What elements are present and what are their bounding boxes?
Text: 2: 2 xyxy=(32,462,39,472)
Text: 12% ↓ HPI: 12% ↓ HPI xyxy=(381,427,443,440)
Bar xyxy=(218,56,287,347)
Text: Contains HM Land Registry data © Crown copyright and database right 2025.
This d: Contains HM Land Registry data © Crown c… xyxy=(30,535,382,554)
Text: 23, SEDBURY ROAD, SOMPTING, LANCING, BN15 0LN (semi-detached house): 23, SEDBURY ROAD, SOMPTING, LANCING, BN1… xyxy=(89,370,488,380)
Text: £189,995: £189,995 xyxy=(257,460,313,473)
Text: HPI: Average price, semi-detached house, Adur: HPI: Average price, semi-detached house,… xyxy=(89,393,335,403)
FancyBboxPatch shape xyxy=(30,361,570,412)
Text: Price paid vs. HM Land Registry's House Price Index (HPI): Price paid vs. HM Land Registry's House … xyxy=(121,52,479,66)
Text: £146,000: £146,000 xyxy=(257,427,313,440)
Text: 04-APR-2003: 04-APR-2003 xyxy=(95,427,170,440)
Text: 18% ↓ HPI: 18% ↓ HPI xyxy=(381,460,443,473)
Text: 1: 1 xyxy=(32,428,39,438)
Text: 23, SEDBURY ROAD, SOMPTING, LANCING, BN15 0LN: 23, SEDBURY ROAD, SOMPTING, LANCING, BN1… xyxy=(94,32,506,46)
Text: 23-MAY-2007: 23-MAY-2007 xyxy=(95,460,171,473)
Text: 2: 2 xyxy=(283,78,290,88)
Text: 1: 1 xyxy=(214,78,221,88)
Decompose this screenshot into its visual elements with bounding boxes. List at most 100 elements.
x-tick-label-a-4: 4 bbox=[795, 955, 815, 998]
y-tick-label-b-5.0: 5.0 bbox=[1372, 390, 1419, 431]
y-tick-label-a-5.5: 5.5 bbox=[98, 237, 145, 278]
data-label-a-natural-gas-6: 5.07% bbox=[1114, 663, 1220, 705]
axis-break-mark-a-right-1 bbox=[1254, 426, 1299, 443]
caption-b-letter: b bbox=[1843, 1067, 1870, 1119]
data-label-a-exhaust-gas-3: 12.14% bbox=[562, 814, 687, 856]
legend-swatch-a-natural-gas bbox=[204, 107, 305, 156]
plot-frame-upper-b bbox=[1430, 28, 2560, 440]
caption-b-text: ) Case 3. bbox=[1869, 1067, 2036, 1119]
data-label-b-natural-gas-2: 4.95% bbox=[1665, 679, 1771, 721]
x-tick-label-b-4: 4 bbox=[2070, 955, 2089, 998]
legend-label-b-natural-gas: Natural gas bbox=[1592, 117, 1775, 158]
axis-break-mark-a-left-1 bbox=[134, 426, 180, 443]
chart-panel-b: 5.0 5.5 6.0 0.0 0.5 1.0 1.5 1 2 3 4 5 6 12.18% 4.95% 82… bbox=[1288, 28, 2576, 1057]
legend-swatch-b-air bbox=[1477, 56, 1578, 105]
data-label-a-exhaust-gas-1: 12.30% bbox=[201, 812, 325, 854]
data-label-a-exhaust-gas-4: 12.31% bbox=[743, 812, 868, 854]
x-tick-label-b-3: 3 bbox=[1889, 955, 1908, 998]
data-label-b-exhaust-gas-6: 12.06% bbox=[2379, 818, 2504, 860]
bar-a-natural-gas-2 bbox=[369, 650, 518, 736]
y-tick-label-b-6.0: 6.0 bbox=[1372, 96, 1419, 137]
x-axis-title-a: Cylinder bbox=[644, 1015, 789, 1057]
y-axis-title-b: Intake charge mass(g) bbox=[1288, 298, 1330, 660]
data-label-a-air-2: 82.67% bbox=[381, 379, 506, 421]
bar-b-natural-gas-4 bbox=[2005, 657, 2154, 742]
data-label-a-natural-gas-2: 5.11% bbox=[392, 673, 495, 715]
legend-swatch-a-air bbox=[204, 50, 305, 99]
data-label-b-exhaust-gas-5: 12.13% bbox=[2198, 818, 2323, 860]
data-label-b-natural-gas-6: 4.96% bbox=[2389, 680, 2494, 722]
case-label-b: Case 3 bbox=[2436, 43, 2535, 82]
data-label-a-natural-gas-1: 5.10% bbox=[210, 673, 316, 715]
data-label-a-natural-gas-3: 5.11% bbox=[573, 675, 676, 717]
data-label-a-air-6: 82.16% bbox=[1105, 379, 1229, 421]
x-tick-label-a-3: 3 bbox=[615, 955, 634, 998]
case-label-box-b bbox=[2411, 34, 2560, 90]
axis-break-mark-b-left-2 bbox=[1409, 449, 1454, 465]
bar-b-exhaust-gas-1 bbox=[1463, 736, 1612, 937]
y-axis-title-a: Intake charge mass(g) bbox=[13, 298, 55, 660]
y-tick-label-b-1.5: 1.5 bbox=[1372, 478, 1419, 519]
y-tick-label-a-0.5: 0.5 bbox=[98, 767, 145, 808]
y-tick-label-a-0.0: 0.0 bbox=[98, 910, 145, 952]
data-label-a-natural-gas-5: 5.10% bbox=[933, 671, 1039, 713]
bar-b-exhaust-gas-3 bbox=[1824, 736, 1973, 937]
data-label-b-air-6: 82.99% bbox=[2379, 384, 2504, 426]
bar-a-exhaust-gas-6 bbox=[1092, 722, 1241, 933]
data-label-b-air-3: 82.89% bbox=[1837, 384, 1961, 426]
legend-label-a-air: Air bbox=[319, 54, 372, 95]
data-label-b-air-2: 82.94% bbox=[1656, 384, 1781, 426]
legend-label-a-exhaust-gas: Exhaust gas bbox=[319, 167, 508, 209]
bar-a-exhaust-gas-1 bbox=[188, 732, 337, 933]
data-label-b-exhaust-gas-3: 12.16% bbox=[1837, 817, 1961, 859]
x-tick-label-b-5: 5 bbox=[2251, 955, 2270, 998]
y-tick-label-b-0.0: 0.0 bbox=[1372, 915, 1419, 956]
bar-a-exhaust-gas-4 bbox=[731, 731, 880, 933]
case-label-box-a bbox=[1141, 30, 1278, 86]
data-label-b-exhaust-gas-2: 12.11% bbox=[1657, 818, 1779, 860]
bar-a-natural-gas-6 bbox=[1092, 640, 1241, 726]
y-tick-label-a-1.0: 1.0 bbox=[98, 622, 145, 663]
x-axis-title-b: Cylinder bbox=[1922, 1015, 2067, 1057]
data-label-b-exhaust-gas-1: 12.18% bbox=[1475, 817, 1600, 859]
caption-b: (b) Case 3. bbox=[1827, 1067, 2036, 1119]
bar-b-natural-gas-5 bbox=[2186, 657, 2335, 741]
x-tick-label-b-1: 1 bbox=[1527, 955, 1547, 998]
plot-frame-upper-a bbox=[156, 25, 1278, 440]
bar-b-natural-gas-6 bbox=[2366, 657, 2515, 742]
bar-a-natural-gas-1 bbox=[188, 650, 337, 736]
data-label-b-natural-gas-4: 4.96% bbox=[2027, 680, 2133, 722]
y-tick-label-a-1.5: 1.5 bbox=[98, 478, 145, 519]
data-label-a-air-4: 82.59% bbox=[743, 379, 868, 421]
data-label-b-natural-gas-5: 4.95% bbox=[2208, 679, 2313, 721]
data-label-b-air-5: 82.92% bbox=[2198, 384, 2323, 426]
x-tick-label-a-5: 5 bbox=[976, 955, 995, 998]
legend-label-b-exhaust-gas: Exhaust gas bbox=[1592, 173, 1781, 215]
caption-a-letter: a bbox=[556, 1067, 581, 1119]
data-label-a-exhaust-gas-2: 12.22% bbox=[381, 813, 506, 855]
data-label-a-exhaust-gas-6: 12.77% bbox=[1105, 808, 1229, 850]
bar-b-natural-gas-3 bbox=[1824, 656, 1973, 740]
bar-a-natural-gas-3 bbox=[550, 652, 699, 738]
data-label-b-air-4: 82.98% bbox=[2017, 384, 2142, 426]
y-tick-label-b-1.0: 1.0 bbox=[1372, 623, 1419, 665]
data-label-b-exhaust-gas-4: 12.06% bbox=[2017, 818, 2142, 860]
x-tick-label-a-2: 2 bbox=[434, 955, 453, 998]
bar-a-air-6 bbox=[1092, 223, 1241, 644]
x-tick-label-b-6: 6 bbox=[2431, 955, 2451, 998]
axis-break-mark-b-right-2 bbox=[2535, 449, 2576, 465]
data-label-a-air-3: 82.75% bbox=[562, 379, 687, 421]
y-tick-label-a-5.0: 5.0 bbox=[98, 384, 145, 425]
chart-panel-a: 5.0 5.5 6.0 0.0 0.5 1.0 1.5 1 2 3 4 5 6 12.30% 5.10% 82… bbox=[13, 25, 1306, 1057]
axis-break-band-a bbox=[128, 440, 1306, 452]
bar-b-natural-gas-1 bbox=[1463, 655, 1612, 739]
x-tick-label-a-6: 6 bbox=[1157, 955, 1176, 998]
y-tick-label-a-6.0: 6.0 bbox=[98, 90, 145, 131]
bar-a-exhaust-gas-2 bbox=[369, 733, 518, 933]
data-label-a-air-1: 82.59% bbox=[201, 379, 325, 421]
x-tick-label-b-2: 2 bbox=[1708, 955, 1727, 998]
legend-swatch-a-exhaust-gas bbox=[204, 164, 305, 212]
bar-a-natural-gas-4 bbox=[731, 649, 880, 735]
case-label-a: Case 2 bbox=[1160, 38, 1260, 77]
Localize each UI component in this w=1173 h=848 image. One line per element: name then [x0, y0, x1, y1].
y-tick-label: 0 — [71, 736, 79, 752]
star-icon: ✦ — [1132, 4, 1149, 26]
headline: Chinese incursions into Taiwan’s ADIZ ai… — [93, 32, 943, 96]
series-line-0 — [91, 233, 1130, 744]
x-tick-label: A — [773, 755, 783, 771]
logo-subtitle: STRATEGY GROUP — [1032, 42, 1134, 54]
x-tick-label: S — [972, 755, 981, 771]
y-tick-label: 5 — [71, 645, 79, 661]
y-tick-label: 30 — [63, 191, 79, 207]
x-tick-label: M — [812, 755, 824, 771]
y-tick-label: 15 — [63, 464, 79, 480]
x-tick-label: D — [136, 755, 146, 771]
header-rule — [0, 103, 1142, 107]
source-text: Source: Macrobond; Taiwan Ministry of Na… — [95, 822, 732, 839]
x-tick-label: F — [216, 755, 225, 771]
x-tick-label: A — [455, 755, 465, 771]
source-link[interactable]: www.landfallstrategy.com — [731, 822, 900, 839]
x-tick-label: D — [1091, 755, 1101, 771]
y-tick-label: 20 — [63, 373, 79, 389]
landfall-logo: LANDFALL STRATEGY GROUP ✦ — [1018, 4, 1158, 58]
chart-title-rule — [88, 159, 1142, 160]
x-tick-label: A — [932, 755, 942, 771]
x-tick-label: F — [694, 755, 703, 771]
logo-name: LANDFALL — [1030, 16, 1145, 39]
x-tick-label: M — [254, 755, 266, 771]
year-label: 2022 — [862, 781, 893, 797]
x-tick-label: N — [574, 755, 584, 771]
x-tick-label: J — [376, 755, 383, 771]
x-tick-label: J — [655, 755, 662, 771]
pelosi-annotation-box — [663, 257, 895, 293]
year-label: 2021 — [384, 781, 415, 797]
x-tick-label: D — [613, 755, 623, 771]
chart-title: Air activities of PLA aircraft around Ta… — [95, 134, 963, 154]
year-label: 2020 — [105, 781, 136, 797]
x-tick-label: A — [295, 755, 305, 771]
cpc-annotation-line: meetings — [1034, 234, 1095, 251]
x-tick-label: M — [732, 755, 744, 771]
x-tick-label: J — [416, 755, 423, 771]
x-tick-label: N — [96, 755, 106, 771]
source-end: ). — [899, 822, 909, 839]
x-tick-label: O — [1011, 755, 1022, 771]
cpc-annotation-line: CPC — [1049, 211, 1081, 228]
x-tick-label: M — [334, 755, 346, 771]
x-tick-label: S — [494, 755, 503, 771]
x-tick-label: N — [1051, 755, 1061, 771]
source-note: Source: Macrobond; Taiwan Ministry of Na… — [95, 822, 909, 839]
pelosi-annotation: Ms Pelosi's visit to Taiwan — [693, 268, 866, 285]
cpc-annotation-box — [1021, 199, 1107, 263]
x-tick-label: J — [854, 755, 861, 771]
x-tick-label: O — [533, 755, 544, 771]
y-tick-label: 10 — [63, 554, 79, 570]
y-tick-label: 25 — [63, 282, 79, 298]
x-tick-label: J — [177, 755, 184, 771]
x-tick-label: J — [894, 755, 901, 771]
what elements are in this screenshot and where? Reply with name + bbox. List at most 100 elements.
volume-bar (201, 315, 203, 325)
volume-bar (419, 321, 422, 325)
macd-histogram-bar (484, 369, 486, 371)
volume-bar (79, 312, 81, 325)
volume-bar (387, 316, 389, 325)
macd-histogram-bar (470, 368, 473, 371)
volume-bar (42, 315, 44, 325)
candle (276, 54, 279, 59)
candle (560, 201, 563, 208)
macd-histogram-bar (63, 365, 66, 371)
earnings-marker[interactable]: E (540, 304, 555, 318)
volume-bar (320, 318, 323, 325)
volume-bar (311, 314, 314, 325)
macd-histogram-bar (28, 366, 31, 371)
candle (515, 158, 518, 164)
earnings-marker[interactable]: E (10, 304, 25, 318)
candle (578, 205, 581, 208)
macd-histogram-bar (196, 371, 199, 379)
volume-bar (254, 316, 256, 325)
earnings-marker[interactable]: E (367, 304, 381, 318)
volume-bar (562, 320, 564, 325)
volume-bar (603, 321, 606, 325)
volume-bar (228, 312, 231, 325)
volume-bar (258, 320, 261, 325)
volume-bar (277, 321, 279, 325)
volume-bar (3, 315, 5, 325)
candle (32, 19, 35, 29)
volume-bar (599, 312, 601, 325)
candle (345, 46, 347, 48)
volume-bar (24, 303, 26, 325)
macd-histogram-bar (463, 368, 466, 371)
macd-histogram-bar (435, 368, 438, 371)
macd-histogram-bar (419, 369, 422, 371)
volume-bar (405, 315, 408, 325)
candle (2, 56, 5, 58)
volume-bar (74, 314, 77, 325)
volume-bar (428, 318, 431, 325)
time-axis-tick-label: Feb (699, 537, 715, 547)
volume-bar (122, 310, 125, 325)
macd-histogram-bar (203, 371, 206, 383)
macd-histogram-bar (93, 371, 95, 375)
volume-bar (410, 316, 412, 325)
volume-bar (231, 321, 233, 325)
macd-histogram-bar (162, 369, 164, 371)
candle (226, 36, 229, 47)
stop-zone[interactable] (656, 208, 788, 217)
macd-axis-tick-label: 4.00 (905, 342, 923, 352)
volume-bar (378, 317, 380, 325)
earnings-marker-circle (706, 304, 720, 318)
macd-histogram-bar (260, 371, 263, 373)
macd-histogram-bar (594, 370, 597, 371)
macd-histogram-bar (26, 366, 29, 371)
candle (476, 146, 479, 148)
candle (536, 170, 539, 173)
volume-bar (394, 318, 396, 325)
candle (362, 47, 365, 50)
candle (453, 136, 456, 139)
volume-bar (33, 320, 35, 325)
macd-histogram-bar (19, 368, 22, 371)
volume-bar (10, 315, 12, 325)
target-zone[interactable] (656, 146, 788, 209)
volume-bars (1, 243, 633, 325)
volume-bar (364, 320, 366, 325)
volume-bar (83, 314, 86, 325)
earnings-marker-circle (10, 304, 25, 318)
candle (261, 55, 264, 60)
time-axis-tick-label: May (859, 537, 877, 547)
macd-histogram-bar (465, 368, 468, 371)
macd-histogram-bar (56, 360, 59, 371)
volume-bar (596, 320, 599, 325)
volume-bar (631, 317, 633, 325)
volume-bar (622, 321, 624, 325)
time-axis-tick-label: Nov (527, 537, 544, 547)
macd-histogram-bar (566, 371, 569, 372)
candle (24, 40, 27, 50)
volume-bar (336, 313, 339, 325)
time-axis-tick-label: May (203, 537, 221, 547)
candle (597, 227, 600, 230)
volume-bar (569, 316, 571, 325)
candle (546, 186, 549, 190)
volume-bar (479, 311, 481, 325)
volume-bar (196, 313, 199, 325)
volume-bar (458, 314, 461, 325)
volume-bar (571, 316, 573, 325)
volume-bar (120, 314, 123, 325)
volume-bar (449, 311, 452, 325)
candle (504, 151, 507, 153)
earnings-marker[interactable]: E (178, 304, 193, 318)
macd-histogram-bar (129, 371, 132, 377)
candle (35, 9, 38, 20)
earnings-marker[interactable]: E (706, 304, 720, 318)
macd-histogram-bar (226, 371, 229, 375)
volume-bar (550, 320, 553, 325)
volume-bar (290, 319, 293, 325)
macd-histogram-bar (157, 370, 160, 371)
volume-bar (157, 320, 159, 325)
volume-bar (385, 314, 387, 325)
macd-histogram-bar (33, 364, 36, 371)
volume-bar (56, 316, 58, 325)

◆ ◆ ◆ ◆ ◆

DIRECTIONS =
Extract each line of the material above that contains the word "elements".

TASK SOLUTION =
What elements are present and what are their bounding boxes?
Decompose this screenshot into its visual elements with bounding boxes. List at most 100 elements.
what elements are in this screenshot and where? Reply with name + bbox. List at most 100 elements.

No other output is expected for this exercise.